FIELDThe present invention relates to an arrowhead configured to project a laser beam, and more particularly, an arrowhead having a penetrating tip with a centrally located aperture that permits an axially aligned laser to project therefrom.
BACKGROUNDAccurate aiming in archery/cross bow and bow hunting of game is highly desired. Efforts have been made to utilize lasers to assist the user in improving aiming accuracy. One such attempt is disclosed in U.S. Pat. No. 6,134,793 to Sauers. The '793 patent discloses a laser aided alignment system wherein a laser tip is placed on an arrow shaft and the user can adjust the bow's sights to correspond to the projection of the laser on a given target. However, the laser tip disclosed in the '793 patent is only for alignment of the bow sight. It is not for aiming a shot and is not for being shot from the bow as a projectile.
U.S. Pat. No. 7,231,721 to Minica et al. discloses a laser projecting arrowhead that can be shot as a projectile. However, the aperture through which the laser projects is offset from the center axis of the arrow. Thus, the laser beam projected on the target will not correspond to the exact spot that the tip of the arrow will first contact. The '721 patent also does not disclose any method or means for turning the laser beam on or off. Thus, the battery may be more quickly drained and the beam could be unintentionally aimed in potentially dangerous directions, such as at aircraft or other persons, while the user is on the move.
Therefore, there remains a need to provide an improved arrowhead that facilitates aiming and addresses certain disadvantages of the prior art.
SUMMARYThe present disclosure teaches various example embodiments that address certain disadvantages in the prior art. An arrow, arrowhead and method of shooting an arrowhead are disclosed. In one example embodiment, an arrowhead includes a body. The body includes an internal cavity. A plurality of blades extend outwardly from the body. A sharpened tip extends forwardly from the body, with the tip having a center axis, and an aperture formed in the tip that extends outward along the center axis of the tip. A battery housing extends rearwardly from the body and includes a rearwardly extending threaded portion. The threaded portion includes a hole defined longitudinally therethrough. The threaded portion is sectioned longitudinally into first and second halves with a slot defined between the first and second halves. A battery is disposed in the battery housing. A front laser diode is disposed in the internal cavity of the body. The front laser diode is arranged so that the laser beam emitted by the diode projects forward from the arrowhead through the aperture in the tip. The laser beam is coaxial with the center axis of the tip.

→ Dataset entries
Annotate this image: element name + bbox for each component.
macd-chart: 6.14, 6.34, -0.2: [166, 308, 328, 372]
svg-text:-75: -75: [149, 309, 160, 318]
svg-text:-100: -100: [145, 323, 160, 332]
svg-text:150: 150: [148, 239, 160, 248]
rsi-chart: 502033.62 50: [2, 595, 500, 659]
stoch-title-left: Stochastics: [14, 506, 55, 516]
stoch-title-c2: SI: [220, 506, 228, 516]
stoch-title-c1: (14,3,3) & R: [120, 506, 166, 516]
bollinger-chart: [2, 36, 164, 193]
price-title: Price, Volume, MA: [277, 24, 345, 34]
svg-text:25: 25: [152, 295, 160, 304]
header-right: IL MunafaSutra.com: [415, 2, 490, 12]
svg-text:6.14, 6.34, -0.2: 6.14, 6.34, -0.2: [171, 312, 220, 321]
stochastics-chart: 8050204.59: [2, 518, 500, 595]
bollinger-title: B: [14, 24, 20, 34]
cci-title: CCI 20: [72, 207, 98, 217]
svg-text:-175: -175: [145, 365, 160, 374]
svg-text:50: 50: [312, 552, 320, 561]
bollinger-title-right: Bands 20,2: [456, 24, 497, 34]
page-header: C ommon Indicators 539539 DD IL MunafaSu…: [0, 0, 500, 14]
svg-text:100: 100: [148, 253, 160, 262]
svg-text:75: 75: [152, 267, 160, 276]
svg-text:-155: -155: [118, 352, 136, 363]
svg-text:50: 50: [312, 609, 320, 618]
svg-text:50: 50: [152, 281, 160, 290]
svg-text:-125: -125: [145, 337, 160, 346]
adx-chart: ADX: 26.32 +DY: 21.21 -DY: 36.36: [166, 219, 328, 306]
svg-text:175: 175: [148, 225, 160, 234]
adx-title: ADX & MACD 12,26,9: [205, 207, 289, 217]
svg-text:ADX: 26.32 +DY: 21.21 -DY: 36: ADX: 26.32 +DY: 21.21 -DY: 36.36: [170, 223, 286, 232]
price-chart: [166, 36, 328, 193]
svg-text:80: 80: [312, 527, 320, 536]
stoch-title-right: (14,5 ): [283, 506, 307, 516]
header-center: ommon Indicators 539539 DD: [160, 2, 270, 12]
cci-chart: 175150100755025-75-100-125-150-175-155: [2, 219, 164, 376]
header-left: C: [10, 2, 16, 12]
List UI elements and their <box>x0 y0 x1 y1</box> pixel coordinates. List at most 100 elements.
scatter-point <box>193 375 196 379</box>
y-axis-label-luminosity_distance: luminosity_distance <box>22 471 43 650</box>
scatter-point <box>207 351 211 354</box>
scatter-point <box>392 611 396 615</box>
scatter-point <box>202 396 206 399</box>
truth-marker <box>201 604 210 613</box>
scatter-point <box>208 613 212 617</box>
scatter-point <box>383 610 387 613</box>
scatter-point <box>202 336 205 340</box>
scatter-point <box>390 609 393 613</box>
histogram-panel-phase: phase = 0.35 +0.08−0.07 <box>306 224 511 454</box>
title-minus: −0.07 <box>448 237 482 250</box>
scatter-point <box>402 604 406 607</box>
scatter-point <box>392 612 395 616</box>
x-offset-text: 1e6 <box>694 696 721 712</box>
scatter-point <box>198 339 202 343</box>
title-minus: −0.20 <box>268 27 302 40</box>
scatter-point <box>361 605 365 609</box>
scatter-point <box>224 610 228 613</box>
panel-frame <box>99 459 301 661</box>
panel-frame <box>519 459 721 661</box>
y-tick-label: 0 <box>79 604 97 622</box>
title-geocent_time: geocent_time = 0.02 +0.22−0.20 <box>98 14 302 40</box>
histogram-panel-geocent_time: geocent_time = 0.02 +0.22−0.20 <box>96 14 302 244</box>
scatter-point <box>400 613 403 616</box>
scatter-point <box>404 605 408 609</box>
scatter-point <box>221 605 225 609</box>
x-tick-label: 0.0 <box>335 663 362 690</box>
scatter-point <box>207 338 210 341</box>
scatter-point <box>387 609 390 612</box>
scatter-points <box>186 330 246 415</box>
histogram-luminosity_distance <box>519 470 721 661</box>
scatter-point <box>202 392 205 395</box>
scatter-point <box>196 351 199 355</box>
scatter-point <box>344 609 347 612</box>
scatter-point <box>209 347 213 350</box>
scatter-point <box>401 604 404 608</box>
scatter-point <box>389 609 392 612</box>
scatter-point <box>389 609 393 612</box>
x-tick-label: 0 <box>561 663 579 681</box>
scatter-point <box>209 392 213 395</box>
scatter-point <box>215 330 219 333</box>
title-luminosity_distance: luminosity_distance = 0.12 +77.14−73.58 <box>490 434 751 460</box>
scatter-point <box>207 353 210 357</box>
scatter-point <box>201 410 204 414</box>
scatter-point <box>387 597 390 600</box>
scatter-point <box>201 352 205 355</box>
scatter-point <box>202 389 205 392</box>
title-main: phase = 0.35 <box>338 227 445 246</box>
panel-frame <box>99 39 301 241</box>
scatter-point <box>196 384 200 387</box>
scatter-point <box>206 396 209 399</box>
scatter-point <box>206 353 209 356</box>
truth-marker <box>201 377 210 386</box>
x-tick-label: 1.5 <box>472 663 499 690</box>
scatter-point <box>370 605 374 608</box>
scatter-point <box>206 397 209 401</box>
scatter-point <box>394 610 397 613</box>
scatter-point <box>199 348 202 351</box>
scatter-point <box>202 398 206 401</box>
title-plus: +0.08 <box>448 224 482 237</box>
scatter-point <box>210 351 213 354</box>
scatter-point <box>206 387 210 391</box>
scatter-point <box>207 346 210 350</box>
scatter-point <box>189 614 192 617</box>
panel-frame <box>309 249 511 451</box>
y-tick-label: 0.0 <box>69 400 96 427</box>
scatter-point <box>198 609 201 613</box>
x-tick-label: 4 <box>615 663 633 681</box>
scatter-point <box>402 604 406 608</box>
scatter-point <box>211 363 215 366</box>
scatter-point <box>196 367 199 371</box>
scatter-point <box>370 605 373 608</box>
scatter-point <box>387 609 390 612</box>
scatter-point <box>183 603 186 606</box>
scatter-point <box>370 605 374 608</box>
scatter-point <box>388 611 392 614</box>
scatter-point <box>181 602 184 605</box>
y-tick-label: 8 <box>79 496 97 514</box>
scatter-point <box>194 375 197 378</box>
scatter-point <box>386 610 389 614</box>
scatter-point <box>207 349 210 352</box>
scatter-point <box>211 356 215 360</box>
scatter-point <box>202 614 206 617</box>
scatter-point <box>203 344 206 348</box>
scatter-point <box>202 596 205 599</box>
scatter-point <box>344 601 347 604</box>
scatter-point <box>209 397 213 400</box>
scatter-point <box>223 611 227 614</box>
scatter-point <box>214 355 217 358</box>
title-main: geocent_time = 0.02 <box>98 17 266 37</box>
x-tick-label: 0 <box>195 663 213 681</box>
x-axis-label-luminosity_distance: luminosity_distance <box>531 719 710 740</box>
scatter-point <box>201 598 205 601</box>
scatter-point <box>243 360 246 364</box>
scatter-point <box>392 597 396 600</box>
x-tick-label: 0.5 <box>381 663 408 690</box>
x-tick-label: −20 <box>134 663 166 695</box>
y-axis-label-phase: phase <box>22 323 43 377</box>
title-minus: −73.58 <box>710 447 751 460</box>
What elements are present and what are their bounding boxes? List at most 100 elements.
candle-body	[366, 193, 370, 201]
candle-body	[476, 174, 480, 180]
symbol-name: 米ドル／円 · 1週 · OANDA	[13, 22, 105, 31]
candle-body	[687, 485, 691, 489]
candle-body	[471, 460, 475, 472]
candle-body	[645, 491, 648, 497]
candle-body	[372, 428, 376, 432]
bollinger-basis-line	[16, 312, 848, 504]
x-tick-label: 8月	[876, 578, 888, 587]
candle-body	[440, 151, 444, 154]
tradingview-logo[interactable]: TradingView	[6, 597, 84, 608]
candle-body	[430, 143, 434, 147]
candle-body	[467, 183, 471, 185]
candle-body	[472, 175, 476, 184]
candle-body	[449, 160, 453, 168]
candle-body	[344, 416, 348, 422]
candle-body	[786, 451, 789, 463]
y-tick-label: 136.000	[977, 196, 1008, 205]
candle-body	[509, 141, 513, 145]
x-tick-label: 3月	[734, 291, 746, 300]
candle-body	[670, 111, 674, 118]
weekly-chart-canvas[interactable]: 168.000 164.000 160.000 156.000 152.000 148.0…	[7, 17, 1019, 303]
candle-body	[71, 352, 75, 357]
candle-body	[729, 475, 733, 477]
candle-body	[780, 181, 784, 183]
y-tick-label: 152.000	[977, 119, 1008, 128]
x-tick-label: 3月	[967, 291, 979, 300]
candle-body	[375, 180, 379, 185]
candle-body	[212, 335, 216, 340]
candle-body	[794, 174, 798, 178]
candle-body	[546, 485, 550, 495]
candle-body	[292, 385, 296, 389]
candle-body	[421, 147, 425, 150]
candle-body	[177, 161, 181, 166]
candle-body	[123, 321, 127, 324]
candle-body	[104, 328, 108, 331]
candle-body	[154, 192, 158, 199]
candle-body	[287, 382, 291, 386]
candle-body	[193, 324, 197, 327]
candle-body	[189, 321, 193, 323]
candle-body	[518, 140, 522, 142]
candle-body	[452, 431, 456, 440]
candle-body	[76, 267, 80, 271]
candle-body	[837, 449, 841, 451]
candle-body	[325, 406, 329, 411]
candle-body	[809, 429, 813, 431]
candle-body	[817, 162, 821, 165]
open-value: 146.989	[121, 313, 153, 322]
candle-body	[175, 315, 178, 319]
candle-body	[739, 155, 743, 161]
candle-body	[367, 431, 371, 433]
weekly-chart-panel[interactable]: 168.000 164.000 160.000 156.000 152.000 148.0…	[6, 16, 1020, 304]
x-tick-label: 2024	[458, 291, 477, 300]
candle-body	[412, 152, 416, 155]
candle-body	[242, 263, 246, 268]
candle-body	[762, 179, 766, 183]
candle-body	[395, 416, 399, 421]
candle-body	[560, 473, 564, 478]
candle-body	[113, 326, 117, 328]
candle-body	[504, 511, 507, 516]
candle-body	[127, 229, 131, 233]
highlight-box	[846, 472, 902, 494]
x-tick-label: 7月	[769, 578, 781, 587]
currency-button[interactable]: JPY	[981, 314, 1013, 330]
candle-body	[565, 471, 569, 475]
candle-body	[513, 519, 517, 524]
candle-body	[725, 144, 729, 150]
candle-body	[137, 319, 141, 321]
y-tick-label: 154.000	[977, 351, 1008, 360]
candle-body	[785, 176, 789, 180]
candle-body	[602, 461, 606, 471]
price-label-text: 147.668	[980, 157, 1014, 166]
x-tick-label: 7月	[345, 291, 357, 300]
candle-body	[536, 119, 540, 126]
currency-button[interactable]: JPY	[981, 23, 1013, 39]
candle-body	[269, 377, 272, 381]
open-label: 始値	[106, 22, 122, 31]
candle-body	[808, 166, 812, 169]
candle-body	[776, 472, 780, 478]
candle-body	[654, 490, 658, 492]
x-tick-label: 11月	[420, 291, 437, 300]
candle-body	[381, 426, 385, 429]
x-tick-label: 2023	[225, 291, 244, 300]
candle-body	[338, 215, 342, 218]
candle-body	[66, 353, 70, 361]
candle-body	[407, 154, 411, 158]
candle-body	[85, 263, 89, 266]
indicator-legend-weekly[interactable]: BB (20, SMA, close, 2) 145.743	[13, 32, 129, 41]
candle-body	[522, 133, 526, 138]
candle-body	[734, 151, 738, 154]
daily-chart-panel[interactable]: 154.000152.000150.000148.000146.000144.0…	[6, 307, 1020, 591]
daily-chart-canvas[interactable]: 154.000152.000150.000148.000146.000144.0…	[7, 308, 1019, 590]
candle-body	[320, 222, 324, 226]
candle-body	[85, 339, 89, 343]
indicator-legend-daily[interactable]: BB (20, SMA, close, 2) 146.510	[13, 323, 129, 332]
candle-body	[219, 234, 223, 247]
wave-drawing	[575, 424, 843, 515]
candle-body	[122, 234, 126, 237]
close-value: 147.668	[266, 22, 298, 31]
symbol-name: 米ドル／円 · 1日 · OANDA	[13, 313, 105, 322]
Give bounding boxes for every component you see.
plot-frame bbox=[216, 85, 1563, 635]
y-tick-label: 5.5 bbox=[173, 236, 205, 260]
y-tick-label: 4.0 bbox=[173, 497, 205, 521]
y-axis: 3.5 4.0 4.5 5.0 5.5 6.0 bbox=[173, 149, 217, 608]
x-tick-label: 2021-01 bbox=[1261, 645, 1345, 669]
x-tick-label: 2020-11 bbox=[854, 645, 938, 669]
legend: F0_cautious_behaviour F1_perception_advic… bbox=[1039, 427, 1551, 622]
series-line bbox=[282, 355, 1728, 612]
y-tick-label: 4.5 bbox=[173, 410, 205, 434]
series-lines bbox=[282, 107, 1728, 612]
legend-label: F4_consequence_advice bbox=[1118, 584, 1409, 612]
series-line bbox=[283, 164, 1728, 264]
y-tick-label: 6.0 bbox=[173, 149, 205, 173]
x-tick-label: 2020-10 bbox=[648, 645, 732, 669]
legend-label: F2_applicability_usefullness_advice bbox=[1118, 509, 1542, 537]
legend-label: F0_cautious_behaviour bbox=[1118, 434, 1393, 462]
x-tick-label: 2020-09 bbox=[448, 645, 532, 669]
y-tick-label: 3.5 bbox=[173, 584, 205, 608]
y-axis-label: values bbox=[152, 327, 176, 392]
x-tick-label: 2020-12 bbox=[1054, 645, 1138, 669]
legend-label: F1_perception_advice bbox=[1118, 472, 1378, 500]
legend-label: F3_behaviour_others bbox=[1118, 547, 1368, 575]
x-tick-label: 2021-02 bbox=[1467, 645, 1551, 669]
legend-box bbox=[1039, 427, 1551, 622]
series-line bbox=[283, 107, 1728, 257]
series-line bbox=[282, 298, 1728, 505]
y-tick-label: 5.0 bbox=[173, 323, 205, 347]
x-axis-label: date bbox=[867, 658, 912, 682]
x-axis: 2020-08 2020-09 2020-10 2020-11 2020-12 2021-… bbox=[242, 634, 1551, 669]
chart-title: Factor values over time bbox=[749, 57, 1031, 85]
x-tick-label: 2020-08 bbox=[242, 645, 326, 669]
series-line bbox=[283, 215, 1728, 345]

→ Requirements
A. According to the laser arrowhead text, what is the laser tip in U.S. Pat. No. 6,134,793 used for?
B. Continue the laser arrowhead text from its last sentence.
The rows are separate material from the laser arrowhead text.

→ Answer list
A. It is used only to align the bow sight.

B.
In another example embodiment, an arrow is provided. The arrow includes a hollow shaft having a front end and a rear end. A nock is disposed on the rear end of the shaft. An arrowhead is disposed at the front end of the shaft. The arrowhead includes a body having a forward end and a rearward end. It also includes a tip disposed on the forward end of the body. The tip includes a plurality of sharpened points and cutting edges. The arrowhead further includes a housing disposed on the rearward end of the body. The housing including a rearwardly extending threaded portion. The threaded portion is sectioned longitudinally into first and second halves with a slot defined between the first and second halves.
In a further example embodiment, a method of shooting an arrow is provided. The method includes indexing the arrowhead to the plurality of vanes by tightening a set screw disposed in a portion of the arrowhead. A magnet is disposed on the bow. The arrow is engaged with the bow and drawn back until a forward facing laser beam in the arrowhead turns on in response to a hall effect sensor sensing the presence of the magnet. The forward facing laser beam is turned off when the hall effect sensor does not sense the presence of the magnet.
The detailed technology and preferred embodiments implemented for the subject invention are described in the following paragraphs accompanying the appended drawings for people skilled in this field to well appreciate the features of the claimed invention. It is understood that the features mentioned hereinbefore and those to be commented on hereinafter may be used not only in the specified combinations, but also in other combinations or in isolation, without departing from the scope of the present invention.
While the invention is amenable to various modifications and alternative forms, specifics thereof have been shown by way of example in the drawings and will be described in detail. It should be understood, however, that the intention is not to limit the invention to the particular example embodiments described. On the contrary, the invention is to cover all modifications, equivalents, and alternatives falling within the spirit and scope of the invention as defined by the appended claims.
DETAILED DESCRIPTIONIn the following description, the present invention will be explained with reference to example embodiments thereof. However, these example embodiments are not intended to limit the present invention to any specific environment, applications or particular implementations described in these example embodiments. Therefore, description of these example embodiments is only for purpose of illustration rather than limitation. It should be appreciated that, in the following example embodiments and the attached drawings, elements unrelated to the present invention are omitted from depiction; and dimensional relationships among individual elements in the attached drawings are illustrated only for ease of understanding, but not to limit the actual scale.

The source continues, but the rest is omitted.